-- START Exercise inputs --
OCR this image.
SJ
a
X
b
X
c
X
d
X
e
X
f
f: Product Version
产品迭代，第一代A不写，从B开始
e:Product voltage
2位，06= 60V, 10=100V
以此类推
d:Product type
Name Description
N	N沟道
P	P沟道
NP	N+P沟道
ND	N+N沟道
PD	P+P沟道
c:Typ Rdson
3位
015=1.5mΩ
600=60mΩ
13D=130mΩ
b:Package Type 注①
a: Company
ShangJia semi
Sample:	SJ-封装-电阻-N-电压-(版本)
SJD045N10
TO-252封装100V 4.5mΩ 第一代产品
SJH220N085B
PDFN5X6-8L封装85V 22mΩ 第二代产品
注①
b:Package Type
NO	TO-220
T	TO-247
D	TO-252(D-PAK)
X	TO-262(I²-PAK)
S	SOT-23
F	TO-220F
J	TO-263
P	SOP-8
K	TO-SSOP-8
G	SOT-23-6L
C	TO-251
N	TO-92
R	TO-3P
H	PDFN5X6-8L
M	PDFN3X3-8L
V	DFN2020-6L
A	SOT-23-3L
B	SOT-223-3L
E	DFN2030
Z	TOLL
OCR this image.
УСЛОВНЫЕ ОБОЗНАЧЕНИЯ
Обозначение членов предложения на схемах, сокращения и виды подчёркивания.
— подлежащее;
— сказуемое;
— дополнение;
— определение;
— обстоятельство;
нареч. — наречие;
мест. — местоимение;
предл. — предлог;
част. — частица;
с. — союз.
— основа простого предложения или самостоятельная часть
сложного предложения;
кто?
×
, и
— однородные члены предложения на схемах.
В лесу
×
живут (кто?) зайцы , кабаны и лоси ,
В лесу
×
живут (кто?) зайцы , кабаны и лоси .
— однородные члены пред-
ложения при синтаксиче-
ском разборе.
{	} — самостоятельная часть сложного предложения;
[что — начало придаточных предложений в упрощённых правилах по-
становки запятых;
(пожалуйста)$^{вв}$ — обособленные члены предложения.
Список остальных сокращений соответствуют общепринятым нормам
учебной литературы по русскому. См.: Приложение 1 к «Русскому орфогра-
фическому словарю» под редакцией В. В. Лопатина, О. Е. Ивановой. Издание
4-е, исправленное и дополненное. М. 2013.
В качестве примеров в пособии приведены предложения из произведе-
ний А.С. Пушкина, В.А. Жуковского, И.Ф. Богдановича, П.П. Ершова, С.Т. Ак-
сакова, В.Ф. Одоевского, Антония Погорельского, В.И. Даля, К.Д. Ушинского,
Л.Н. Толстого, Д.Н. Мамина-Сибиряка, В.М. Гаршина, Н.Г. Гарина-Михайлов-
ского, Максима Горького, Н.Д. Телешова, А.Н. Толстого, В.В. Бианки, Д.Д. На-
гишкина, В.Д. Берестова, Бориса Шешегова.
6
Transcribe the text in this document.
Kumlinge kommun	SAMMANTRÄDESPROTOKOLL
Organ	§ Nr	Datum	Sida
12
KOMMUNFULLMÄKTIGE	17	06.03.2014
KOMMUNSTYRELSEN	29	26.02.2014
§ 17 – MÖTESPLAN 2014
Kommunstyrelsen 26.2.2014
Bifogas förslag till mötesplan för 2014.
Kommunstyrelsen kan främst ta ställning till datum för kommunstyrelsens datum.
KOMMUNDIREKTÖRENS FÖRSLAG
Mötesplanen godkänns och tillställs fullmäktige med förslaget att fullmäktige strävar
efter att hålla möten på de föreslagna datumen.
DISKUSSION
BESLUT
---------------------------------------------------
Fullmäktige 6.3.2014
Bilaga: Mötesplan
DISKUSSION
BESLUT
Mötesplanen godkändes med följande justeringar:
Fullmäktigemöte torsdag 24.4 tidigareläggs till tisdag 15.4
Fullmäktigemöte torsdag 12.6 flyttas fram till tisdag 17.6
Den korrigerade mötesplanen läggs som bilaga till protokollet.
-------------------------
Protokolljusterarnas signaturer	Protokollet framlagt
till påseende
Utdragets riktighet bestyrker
-- END Exercise inputs --
What is required - Write the material out again in its entirety, exactly as shown.

Reply to the task -
OCR this image.
SJ
a
X
b
X
c
X
d
X
e
X
f
f: Product Version
产品迭代，第一代A不写，从B开始
e:Product voltage
2位，06= 60V, 10=100V
以此类推
d:Product type
Name Description
N	N沟道
P	P沟道
NP	N+P沟道
ND	N+N沟道
PD	P+P沟道
c:Typ Rdson
3位
015=1.5mΩ
600=60mΩ
13D=130mΩ
b:Package Type 注①
a: Company
ShangJia semi
Sample:	SJ-封装-电阻-N-电压-(版本)
SJD045N10
TO-252封装100V 4.5mΩ 第一代产品
SJH220N085B
PDFN5X6-8L封装85V 22mΩ 第二代产品
注①
b:Package Type
NO	TO-220
T	TO-247
D	TO-252(D-PAK)
X	TO-262(I²-PAK)
S	SOT-23
F	TO-220F
J	TO-263
P	SOP-8
K	TO-SSOP-8
G	SOT-23-6L
C	TO-251
N	TO-92
R	TO-3P
H	PDFN5X6-8L
M	PDFN3X3-8L
V	DFN2020-6L
A	SOT-23-3L
B	SOT-223-3L
E	DFN2030
Z	TOLL
OCR this image.
УСЛОВНЫЕ ОБОЗНАЧЕНИЯ
Обозначение членов предложения на схемах, сокращения и виды подчёркивания.
— подлежащее;
— сказуемое;
— дополнение;
— определение;
— обстоятельство;
нареч. — наречие;
мест. — местоимение;
предл. — предлог;
част. — частица;
с. — союз.
— основа простого предложения или самостоятельная часть
сложного предложения;
кто?
×
, и
— однородные члены предложения на схемах.
В лесу
×
живут (кто?) зайцы , кабаны и лоси ,
В лесу
×
живут (кто?) зайцы , кабаны и лоси .
— однородные члены пред-
ложения при синтаксиче-
ском разборе.
{	} — самостоятельная часть сложного предложения;
[что — начало придаточных предложений в упрощённых правилах по-
становки запятых;
(пожалуйста)$^{вв}$ — обособленные члены предложения.
Список остальных сокращений соответствуют общепринятым нормам
учебной литературы по русскому. См.: Приложение 1 к «Русскому орфогра-
фическому словарю» под редакцией В. В. Лопатина, О. Е. Ивановой. Издание
4-е, исправленное и дополненное. М. 2013.
В качестве примеров в пособии приведены предложения из произведе-
ний А.С. Пушкина, В.А. Жуковского, И.Ф. Богдановича, П.П. Ершова, С.Т. Ак-
сакова, В.Ф. Одоевского, Антония Погорельского, В.И. Даля, К.Д. Ушинского,
Л.Н. Толстого, Д.Н. Мамина-Сибиряка, В.М. Гаршина, Н.Г. Гарина-Михайлов-
ского, Максима Горького, Н.Д. Телешова, А.Н. Толстого, В.В. Бианки, Д.Д. На-
гишкина, В.Д. Берестова, Бориса Шешегова.
6
Transcribe the text in this document.
Kumlinge kommun	SAMMANTRÄDESPROTOKOLL
Organ	§ Nr	Datum	Sida
12
KOMMUNFULLMÄKTIGE	17	06.03.2014
KOMMUNSTYRELSEN	29	26.02.2014
§ 17 – MÖTESPLAN 2014
Kommunstyrelsen 26.2.2014
Bifogas förslag till mötesplan för 2014.
Kommunstyrelsen kan främst ta ställning till datum för kommunstyrelsens datum.
KOMMUNDIREKTÖRENS FÖRSLAG
Mötesplanen godkänns och tillställs fullmäktige med förslaget att fullmäktige strävar
efter att hålla möten på de föreslagna datumen.
DISKUSSION
BESLUT
---------------------------------------------------
Fullmäktige 6.3.2014
Bilaga: Mötesplan
DISKUSSION
BESLUT
Mötesplanen godkändes med följande justeringar:
Fullmäktigemöte torsdag 24.4 tidigareläggs till tisdag 15.4
Fullmäktigemöte torsdag 12.6 flyttas fram till tisdag 17.6
Den korrigerade mötesplanen läggs som bilaga till protokollet.
-------------------------
Protokolljusterarnas signaturer	Protokollet framlagt
till påseende
Utdragets riktighet bestyrker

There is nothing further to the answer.